Collection entries
────────────────────────────────────────

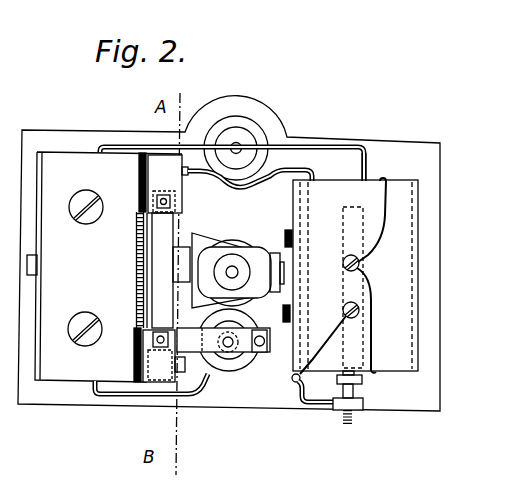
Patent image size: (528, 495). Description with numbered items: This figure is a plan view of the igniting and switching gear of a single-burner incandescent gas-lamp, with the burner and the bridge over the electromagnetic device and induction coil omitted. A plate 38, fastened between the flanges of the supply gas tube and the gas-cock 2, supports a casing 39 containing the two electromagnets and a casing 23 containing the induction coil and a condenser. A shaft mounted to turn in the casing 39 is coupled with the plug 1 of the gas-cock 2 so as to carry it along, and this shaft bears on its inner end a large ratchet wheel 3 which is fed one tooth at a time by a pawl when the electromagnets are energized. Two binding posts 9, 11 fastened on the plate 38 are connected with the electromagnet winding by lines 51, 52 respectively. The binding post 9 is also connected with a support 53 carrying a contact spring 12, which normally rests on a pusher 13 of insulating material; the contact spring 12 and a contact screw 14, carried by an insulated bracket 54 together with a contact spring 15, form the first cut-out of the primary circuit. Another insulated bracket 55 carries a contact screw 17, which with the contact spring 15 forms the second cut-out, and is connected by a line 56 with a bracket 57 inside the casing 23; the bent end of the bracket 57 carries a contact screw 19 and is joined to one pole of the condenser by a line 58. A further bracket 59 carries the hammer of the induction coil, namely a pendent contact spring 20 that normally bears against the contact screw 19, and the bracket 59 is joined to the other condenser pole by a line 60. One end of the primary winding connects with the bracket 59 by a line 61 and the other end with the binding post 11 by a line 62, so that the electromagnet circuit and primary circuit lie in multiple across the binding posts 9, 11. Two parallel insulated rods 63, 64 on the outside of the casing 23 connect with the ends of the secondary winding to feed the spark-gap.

The plug 1 is at (190, 290).
The gas-cock 2 is at (203, 240).
The ratchet wheel 3 is at (135, 293).
The binding post 9 is at (234, 352).
The binding post 11 is at (254, 136).
The contact spring 12 is at (233, 348).
The pusher 13 is at (185, 366).
The contact screw 14 is at (136, 345).
The contact spring 15 is at (162, 238).
The contact screw 17 is at (142, 205).
The contact screw 19 is at (348, 425).
The pendent contact spring 20 is at (357, 386).
The casing 23 is at (418, 355).
The plate 38 is at (436, 155).
The casing 39 is at (43, 398).
The line 51 is at (125, 396).
The line 52 is at (124, 143).
The support 53 is at (265, 341).
The bracket 54 is at (159, 356).
The bracket 55 is at (168, 184).
The line 56 is at (250, 170).
The bracket 57 is at (311, 402).
The line 58 is at (308, 362).
The bracket 59 is at (345, 292).
The line 60 is at (384, 230).
The line 61 is at (373, 330).
The line 62 is at (369, 170).
The rod 63 is at (283, 312).
The rod 64 is at (285, 238).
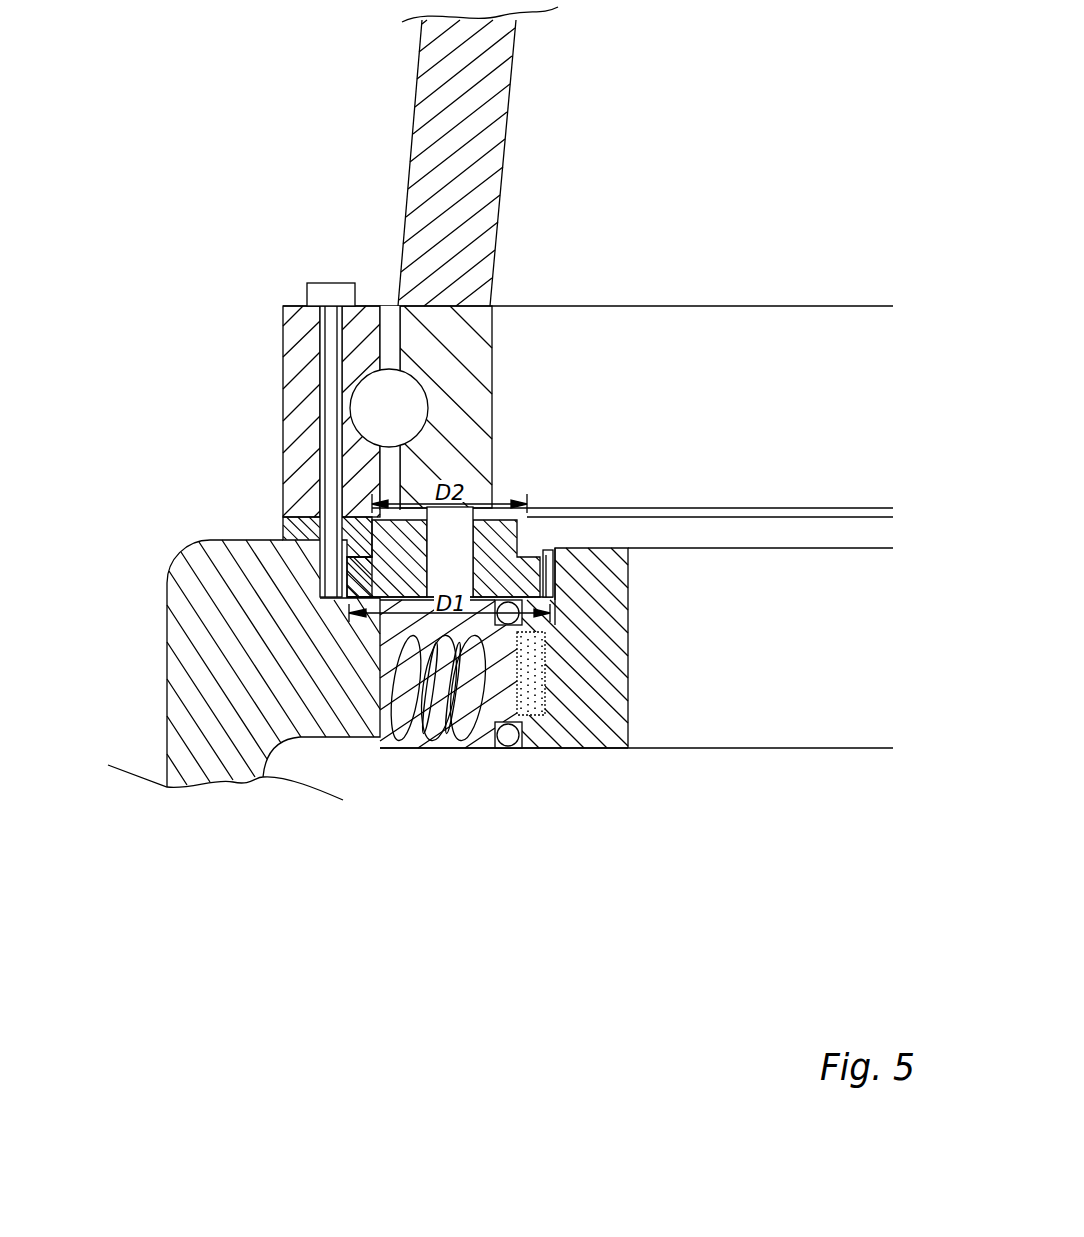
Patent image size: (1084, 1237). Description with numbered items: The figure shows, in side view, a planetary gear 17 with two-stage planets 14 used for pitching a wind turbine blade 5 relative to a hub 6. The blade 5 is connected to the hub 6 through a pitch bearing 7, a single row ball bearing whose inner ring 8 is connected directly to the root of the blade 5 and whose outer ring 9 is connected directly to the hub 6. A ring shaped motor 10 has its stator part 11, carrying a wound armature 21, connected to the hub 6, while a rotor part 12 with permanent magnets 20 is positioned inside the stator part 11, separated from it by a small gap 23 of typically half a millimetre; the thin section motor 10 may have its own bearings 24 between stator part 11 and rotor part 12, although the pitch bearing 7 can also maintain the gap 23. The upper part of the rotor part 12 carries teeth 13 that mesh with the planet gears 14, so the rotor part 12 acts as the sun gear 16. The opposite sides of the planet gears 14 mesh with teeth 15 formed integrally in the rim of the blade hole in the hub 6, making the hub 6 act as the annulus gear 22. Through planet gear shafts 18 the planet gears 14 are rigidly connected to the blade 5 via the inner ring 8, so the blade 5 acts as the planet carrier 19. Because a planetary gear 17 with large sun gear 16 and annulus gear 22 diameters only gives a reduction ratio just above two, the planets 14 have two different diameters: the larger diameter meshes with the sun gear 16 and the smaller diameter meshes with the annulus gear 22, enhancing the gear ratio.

The wind turbine blade 5 is at (487, 107).
The hub 6 is at (182, 663).
The pitch bearing 7 is at (363, 312).
The inner ring 8 is at (483, 407).
The outer ring 9 is at (300, 350).
The ring shaped motor 10 is at (632, 763).
The stator part 11 is at (480, 733).
The rotor part 12 is at (630, 690).
The teeth 13 is at (548, 552).
The planet gears 14 is at (497, 545).
The teeth 15 is at (365, 518).
The sun gear 16 is at (615, 563).
The planetary gear 17 is at (563, 500).
The planet gear shafts 18 is at (356, 539).
The planet carrier 19 is at (483, 443).
The permanent magnets 20 is at (547, 717).
The wound armature 21 is at (430, 725).
The annulus gear 22 is at (352, 542).
The gap 23 is at (527, 720).
The bearings 24 is at (509, 738).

────────────────────────────────────────

- **OBJECTIVE**
Please arrange every line of the listing above as a Markdown table with two columns, Row for the row number and Line for the text, skipping blank lines. Leave the pictures out of your table.

- **EXERCISE RESULT**
| Row | Line |
|---|---|
| 1 | Patent image size: (528, 495). Description with numbered items: This figure is a plan view of the igniting and switching gear of a single-burner incandescent gas-lamp, with the burner and the bridge over the electromagnetic device and induction coil omitted. A plate 38, fastened between the flanges of the supply gas tube and the gas-cock 2, supports a casing 39 containing the two electromagnets and a casing 23 containing the induction coil and a condenser. A shaft mounted to turn in the casing 39 is coupled with the plug 1 of the gas-cock 2 so as to carry it along, and this shaft bears on its inner end a large ratchet wheel 3 which is fed one tooth at a time by a pawl when the electromagnets are energized. Two binding posts 9, 11 fastened on the plate 38 are connected with the electromagnet winding by lines 51, 52 respectively. The binding post 9 is also connected with a support 53 carrying a contact spring 12, which normally rests on a pusher 13 of insulating material; the contact spring 12 and a contact screw 14, carried by an insulated bracket 54 together with a contact spring 15, form the first cut-out of the primary circuit. Another insulated bracket 55 carries a contact screw 17, which with the contact spring 15 forms the second cut-out, and is connected by a line 56 with a bracket 57 inside the casing 23; the bent end of the bracket 57 carries a contact screw 19 and is joined to one pole of the condenser by a line 58. A further bracket 59 carries the hammer of the induction coil, namely a pendent contact spring 20 that normally bears against the contact screw 19, and the bracket 59 is joined to the other condenser pole by a line 60. One end of the primary winding connects with the bracket 59 by a line 61 and the other end with the binding post 11 by a line 62, so that the electromagnet circuit and primary circuit lie in multiple across the binding posts 9, 11. Two parallel insulated rods 63, 64 on the outside of the casing 23 connect with the ends of the secondary winding to feed the spark-gap. |
| 2 | The plug 1 is at (190, 290). |
| 3 | The gas-cock 2 is at (203, 240). |
| 4 | The ratchet wheel 3 is at (135, 293). |
| 5 | The binding post 9 is at (234, 352). |
| 6 | The binding post 11 is at (254, 136). |
| 7 | The contact spring 12 is at (233, 348). |
| 8 | The pusher 13 is at (185, 366). |
| 9 | The contact screw 14 is at (136, 345). |
| 10 | The contact spring 15 is at (162, 238). |
| 11 | The contact screw 17 is at (142, 205). |
| 12 | The contact screw 19 is at (348, 425). |
| 13 | The pendent contact spring 20 is at (357, 386). |
| 14 | The casing 23 is at (418, 355). |
| 15 | The plate 38 is at (436, 155). |
| 16 | The casing 39 is at (43, 398). |
| 17 | The line 51 is at (125, 396). |
| 18 | The line 52 is at (124, 143). |
| 19 | The support 53 is at (265, 341). |
| 20 | The bracket 54 is at (159, 356). |
| 21 | The bracket 55 is at (168, 184). |
| 22 | The line 56 is at (250, 170). |
| 23 | The bracket 57 is at (311, 402). |
| 24 | The line 58 is at (308, 362). |
| 25 | The bracket 59 is at (345, 292). |
| 26 | The line 60 is at (384, 230). |
| 27 | The line 61 is at (373, 330). |
| 28 | The line 62 is at (369, 170). |
| 29 | The rod 63 is at (283, 312). |
| 30 | The rod 64 is at (285, 238). |
| 31 | Patent image size: (1084, 1237). Description with numbered items: The figure shows, in side view, a planetary gear 17 with two-stage planets 14 used for pitching a wind turbine blade 5 relative to a hub 6. The blade 5 is connected to the hub 6 through a pitch bearing 7, a single row ball bearing whose inner ring 8 is connected directly to the root of the blade 5 and whose outer ring 9 is connected directly to the hub 6. A ring shaped motor 10 has its stator part 11, carrying a wound armature 21, connected to the hub 6, while a rotor part 12 with permanent magnets 20 is positioned inside the stator part 11, separated from it by a small gap 23 of typically half a millimetre; the thin section motor 10 may have its own bearings 24 between stator part 11 and rotor part 12, although the pitch bearing 7 can also maintain the gap 23. The upper part of the rotor part 12 carries teeth 13 that mesh with the planet gears 14, so the rotor part 12 acts as the sun gear 16. The opposite sides of the planet gears 14 mesh with teeth 15 formed integrally in the rim of the blade hole in the hub 6, making the hub 6 act as the annulus gear 22. Through planet gear shafts 18 the planet gears 14 are rigidly connected to the blade 5 via the inner ring 8, so the blade 5 acts as the planet carrier 19. Because a planetary gear 17 with large sun gear 16 and annulus gear 22 diameters only gives a reduction ratio just above two, the planets 14 have two different diameters: the larger diameter meshes with the sun gear 16 and the smaller diameter meshes with the annulus gear 22, enhancing the gear ratio. |
| 32 | The wind turbine blade 5 is at (487, 107). |
| 33 | The hub 6 is at (182, 663). |
| 34 | The pitch bearing 7 is at (363, 312). |
| 35 | The inner ring 8 is at (483, 407). |
| 36 | The outer ring 9 is at (300, 350). |
| 37 | The ring shaped motor 10 is at (632, 763). |
| 38 | The stator part 11 is at (480, 733). |
| 39 | The rotor part 12 is at (630, 690). |
| 40 | The teeth 13 is at (548, 552). |
| 41 | The planet gears 14 is at (497, 545). |
| 42 | The teeth 15 is at (365, 518). |
| 43 | The sun gear 16 is at (615, 563). |
| 44 | The planetary gear 17 is at (563, 500). |
| 45 | The planet gear shafts 18 is at (356, 539). |
| 46 | The planet carrier 19 is at (483, 443). |
| 47 | The permanent magnets 20 is at (547, 717). |
| 48 | The wound armature 21 is at (430, 725). |
| 49 | The annulus gear 22 is at (352, 542). |
| 50 | The gap 23 is at (527, 720). |
| 51 | The bearings 24 is at (509, 738). |